> _THE TASK_
Exactly reproduce each record listed below.

═══ SOURCE DATA ═══

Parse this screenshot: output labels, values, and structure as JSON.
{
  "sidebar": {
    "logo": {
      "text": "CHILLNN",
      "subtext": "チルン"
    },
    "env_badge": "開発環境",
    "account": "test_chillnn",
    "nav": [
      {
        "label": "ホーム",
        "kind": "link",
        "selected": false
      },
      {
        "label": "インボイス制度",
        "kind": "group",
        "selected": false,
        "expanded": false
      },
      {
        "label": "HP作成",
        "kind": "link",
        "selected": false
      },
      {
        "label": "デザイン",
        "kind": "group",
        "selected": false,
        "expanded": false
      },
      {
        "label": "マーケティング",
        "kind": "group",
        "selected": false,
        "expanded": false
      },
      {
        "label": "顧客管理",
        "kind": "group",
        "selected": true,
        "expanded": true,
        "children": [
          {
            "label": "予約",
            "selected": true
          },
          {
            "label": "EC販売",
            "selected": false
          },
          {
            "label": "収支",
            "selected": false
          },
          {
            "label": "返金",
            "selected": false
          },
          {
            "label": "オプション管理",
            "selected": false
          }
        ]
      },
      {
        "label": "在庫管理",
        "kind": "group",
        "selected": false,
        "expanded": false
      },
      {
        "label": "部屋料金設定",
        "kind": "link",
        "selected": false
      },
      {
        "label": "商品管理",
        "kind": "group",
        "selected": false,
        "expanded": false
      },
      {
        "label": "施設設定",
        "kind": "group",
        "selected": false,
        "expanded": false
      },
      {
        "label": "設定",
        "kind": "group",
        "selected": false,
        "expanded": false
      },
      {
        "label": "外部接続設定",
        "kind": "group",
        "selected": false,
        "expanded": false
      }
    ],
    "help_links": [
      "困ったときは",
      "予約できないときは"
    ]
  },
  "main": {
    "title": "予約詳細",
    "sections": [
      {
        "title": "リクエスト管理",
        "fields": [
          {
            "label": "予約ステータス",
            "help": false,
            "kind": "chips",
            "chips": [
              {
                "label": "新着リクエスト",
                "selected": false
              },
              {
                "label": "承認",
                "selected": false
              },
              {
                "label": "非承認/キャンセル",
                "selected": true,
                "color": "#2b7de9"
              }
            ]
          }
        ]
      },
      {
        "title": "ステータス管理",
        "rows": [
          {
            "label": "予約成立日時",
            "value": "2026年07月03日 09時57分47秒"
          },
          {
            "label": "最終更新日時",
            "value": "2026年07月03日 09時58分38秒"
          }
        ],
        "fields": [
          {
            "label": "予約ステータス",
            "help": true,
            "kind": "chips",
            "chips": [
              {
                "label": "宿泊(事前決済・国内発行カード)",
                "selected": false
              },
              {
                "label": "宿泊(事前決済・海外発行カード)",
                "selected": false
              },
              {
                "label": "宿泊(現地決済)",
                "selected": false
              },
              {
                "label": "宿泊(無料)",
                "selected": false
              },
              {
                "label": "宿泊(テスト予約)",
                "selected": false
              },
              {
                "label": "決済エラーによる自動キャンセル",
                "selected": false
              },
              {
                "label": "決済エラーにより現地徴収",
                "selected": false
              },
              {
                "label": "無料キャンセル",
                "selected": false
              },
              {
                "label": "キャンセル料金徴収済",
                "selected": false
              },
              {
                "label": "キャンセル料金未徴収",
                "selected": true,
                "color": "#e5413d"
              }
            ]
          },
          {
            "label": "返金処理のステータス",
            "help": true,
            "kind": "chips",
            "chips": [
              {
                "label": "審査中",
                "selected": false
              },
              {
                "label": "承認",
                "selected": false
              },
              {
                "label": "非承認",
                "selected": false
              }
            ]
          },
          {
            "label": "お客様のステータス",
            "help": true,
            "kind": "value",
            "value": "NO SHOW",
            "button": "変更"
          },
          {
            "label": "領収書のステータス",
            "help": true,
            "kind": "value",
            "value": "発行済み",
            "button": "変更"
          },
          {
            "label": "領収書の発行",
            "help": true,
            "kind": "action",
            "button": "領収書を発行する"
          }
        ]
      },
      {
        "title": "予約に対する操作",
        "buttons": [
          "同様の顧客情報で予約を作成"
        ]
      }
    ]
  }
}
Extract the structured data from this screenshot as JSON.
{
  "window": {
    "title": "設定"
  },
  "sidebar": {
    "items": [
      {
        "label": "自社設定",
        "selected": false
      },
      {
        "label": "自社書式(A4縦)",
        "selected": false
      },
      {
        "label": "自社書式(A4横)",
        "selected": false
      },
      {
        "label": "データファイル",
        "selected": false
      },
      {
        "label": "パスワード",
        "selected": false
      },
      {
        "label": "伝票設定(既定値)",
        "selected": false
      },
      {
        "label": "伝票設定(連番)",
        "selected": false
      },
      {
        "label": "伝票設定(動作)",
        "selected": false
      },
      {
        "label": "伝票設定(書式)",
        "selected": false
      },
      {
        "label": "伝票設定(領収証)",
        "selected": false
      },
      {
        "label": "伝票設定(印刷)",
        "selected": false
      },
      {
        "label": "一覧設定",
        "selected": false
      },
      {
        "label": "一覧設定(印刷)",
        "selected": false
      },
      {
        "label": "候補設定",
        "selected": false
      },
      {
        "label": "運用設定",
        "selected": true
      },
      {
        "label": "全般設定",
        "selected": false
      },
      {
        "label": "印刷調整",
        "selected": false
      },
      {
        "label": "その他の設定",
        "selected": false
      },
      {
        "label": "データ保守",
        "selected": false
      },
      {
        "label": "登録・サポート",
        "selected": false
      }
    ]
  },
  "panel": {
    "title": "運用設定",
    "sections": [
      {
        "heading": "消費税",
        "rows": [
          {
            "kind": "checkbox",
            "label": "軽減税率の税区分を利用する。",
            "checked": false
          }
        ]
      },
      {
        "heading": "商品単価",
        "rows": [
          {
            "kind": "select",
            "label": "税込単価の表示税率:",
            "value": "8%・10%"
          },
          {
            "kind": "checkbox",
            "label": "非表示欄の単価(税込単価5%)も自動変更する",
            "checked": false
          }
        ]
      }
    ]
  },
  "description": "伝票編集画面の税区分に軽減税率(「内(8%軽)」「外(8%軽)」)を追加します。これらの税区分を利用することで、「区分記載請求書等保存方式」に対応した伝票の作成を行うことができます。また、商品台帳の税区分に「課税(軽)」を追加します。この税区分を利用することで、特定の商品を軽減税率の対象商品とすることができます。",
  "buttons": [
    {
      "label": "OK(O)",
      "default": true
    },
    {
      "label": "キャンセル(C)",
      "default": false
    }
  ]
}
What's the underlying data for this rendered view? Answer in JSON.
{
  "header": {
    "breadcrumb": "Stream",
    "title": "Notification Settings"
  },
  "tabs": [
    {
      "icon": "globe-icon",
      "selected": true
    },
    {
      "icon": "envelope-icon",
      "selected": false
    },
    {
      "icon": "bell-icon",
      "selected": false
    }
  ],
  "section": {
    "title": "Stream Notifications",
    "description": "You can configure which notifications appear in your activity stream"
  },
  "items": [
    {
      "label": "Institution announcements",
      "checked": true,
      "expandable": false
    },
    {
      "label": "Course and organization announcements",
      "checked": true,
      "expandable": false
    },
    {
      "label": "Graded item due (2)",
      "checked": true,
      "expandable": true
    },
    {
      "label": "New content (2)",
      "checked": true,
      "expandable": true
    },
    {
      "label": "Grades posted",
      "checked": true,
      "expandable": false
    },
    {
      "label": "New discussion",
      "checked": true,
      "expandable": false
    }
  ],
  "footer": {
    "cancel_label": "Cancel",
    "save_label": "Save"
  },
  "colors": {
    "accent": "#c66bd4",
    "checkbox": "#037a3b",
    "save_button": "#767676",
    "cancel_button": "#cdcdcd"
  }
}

═══

> _THE RESULT_
Parse this screenshot: output labels, values, and structure as JSON.
{
  "sidebar": {
    "logo": {
      "text": "CHILLNN",
      "subtext": "チルン"
    },
    "env_badge": "開発環境",
    "account": "test_chillnn",
    "nav": [
      {
        "label": "ホーム",
        "kind": "link",
        "selected": false
      },
      {
        "label": "インボイス制度",
        "kind": "group",
        "selected": false,
        "expanded": false
      },
      {
        "label": "HP作成",
        "kind": "link",
        "selected": false
      },
      {
        "label": "デザイン",
        "kind": "group",
        "selected": false,
        "expanded": false
      },
      {
        "label": "マーケティング",
        "kind": "group",
        "selected": false,
        "expanded": false
      },
      {
        "label": "顧客管理",
        "kind": "group",
        "selected": true,
        "expanded": true,
        "children": [
          {
            "label": "予約",
            "selected": true
          },
          {
            "label": "EC販売",
            "selected": false
          },
          {
            "label": "収支",
            "selected": false
          },
          {
            "label": "返金",
            "selected": false
          },
          {
            "label": "オプション管理",
            "selected": false
          }
        ]
      },
      {
        "label": "在庫管理",
        "kind": "group",
        "selected": false,
        "expanded": false
      },
      {
        "label": "部屋料金設定",
        "kind": "link",
        "selected": false
      },
      {
        "label": "商品管理",
        "kind": "group",
        "selected": false,
        "expanded": false
      },
      {
        "label": "施設設定",
        "kind": "group",
        "selected": false,
        "expanded": false
      },
      {
        "label": "設定",
        "kind": "group",
        "selected": false,
        "expanded": false
      },
      {
        "label": "外部接続設定",
        "kind": "group",
        "selected": false,
        "expanded": false
      }
    ],
    "help_links": [
      "困ったときは",
      "予約できないときは"
    ]
  },
  "main": {
    "title": "予約詳細",
    "sections": [
      {
        "title": "リクエスト管理",
        "fields": [
          {
            "label": "予約ステータス",
            "help": false,
            "kind": "chips",
            "chips": [
              {
                "label": "新着リクエスト",
                "selected": false
              },
              {
                "label": "承認",
                "selected": false
              },
              {
                "label": "非承認/キャンセル",
                "selected": true,
                "color": "#2b7de9"
              }
            ]
          }
        ]
      },
      {
        "title": "ステータス管理",
        "rows": [
          {
            "label": "予約成立日時",
            "value": "2026年07月03日 09時57分47秒"
          },
          {
            "label": "最終更新日時",
            "value": "2026年07月03日 09時58分38秒"
          }
        ],
        "fields": [
          {
            "label": "予約ステータス",
            "help": true,
            "kind": "chips",
            "chips": [
              {
                "label": "宿泊(事前決済・国内発行カード)",
                "selected": false
              },
              {
                "label": "宿泊(事前決済・海外発行カード)",
                "selected": false
              },
              {
                "label": "宿泊(現地決済)",
                "selected": false
              },
              {
                "label": "宿泊(無料)",
                "selected": false
              },
              {
                "label": "宿泊(テスト予約)",
                "selected": false
              },
              {
                "label": "決済エラーによる自動キャンセル",
                "selected": false
              },
              {
                "label": "決済エラーにより現地徴収",
                "selected": false
              },
              {
                "label": "無料キャンセル",
                "selected": false
              },
              {
                "label": "キャンセル料金徴収済",
                "selected": false
              },
              {
                "label": "キャンセル料金未徴収",
                "selected": true,
                "color": "#e5413d"
              }
            ]
          },
          {
            "label": "返金処理のステータス",
            "help": true,
            "kind": "chips",
            "chips": [
              {
                "label": "審査中",
                "selected": false
              },
              {
                "label": "承認",
                "selected": false
              },
              {
                "label": "非承認",
                "selected": false
              }
            ]
          },
          {
            "label": "お客様のステータス",
            "help": true,
            "kind": "value",
            "value": "NO SHOW",
            "button": "変更"
          },
          {
            "label": "領収書のステータス",
            "help": true,
            "kind": "value",
            "value": "発行済み",
            "button": "変更"
          },
          {
            "label": "領収書の発行",
            "help": true,
            "kind": "action",
            "button": "領収書を発行する"
          }
        ]
      },
      {
        "title": "予約に対する操作",
        "buttons": [
          "同様の顧客情報で予約を作成"
        ]
      }
    ]
  }
}
Extract the structured data from this screenshot as JSON.
{
  "window": {
    "title": "設定"
  },
  "sidebar": {
    "items": [
      {
        "label": "自社設定",
        "selected": false
      },
      {
        "label": "自社書式(A4縦)",
        "selected": false
      },
      {
        "label": "自社書式(A4横)",
        "selected": false
      },
      {
        "label": "データファイル",
        "selected": false
      },
      {
        "label": "パスワード",
        "selected": false
      },
      {
        "label": "伝票設定(既定値)",
        "selected": false
      },
      {
        "label": "伝票設定(連番)",
        "selected": false
      },
      {
        "label": "伝票設定(動作)",
        "selected": false
      },
      {
        "label": "伝票設定(書式)",
        "selected": false
      },
      {
        "label": "伝票設定(領収証)",
        "selected": false
      },
      {
        "label": "伝票設定(印刷)",
        "selected": false
      },
      {
        "label": "一覧設定",
        "selected": false
      },
      {
        "label": "一覧設定(印刷)",
        "selected": false
      },
      {
        "label": "候補設定",
        "selected": false
      },
      {
        "label": "運用設定",
        "selected": true
      },
      {
        "label": "全般設定",
        "selected": false
      },
      {
        "label": "印刷調整",
        "selected": false
      },
      {
        "label": "その他の設定",
        "selected": false
      },
      {
        "label": "データ保守",
        "selected": false
      },
      {
        "label": "登録・サポート",
        "selected": false
      }
    ]
  },
  "panel": {
    "title": "運用設定",
    "sections": [
      {
        "heading": "消費税",
        "rows": [
          {
            "kind": "checkbox",
            "label": "軽減税率の税区分を利用する。",
            "checked": false
          }
        ]
      },
      {
        "heading": "商品単価",
        "rows": [
          {
            "kind": "select",
            "label": "税込単価の表示税率:",
            "value": "8%・10%"
          },
          {
            "kind": "checkbox",
            "label": "非表示欄の単価(税込単価5%)も自動変更する",
            "checked": false
          }
        ]
      }
    ]
  },
  "description": "伝票編集画面の税区分に軽減税率(「内(8%軽)」「外(8%軽)」)を追加します。これらの税区分を利用することで、「区分記載請求書等保存方式」に対応した伝票の作成を行うことができます。また、商品台帳の税区分に「課税(軽)」を追加します。この税区分を利用することで、特定の商品を軽減税率の対象商品とすることができます。",
  "buttons": [
    {
      "label": "OK(O)",
      "default": true
    },
    {
      "label": "キャンセル(C)",
      "default": false
    }
  ]
}
What's the underlying data for this rendered view? Answer in JSON.
{
  "header": {
    "breadcrumb": "Stream",
    "title": "Notification Settings"
  },
  "tabs": [
    {
      "icon": "globe-icon",
      "selected": true
    },
    {
      "icon": "envelope-icon",
      "selected": false
    },
    {
      "icon": "bell-icon",
      "selected": false
    }
  ],
  "section": {
    "title": "Stream Notifications",
    "description": "You can configure which notifications appear in your activity stream"
  },
  "items": [
    {
      "label": "Institution announcements",
      "checked": true,
      "expandable": false
    },
    {
      "label": "Course and organization announcements",
      "checked": true,
      "expandable": false
    },
    {
      "label": "Graded item due (2)",
      "checked": true,
      "expandable": true
    },
    {
      "label": "New content (2)",
      "checked": true,
      "expandable": true
    },
    {
      "label": "Grades posted",
      "checked": true,
      "expandable": false
    },
    {
      "label": "New discussion",
      "checked": true,
      "expandable": false
    }
  ],
  "footer": {
    "cancel_label": "Cancel",
    "save_label": "Save"
  },
  "colors": {
    "accent": "#c66bd4",
    "checkbox": "#037a3b",
    "save_button": "#767676",
    "cancel_button": "#cdcdcd"
  }
}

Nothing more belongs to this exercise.